» Direction
Read the lines that follow and tally those with the word "text"; give the number and nothing else.

----

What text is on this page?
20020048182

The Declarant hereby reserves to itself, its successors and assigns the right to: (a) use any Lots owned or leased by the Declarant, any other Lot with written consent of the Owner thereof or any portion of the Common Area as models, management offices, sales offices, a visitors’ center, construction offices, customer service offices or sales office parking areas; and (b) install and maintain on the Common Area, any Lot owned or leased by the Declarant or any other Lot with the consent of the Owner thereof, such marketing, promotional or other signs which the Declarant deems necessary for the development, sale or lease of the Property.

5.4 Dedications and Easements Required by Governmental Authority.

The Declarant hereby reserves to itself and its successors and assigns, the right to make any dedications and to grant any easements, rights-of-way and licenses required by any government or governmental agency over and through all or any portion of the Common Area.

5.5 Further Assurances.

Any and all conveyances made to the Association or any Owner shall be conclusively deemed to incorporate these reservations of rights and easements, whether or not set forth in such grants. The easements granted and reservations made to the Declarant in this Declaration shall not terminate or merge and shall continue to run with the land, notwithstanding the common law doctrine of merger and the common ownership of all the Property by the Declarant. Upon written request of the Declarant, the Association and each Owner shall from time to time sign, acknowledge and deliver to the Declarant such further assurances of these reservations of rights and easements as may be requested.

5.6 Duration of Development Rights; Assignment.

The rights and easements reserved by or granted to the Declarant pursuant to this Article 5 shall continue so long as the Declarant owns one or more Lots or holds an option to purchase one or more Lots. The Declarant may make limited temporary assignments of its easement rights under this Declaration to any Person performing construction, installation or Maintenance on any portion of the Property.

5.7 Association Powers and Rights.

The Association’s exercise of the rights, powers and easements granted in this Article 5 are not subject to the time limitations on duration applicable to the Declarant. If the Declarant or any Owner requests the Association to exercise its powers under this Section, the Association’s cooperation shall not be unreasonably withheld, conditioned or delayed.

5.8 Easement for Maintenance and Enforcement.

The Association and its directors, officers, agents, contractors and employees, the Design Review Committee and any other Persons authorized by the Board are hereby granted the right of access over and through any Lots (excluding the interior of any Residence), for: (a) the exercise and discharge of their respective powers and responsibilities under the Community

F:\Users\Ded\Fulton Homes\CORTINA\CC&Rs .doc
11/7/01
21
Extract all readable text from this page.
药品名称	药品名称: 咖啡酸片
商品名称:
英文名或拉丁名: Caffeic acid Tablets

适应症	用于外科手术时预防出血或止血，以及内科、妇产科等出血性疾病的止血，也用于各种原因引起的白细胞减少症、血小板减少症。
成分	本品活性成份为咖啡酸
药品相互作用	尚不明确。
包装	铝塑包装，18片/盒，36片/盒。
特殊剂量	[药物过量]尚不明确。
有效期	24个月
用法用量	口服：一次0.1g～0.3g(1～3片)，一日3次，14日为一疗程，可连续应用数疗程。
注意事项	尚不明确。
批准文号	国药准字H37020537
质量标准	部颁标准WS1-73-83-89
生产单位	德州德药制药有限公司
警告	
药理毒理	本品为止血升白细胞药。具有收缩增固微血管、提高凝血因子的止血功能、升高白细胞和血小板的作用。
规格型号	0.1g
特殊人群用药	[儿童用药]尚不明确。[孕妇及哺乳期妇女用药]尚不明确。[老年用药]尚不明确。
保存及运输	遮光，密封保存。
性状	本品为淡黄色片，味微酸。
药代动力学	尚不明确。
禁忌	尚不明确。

----

» In response
2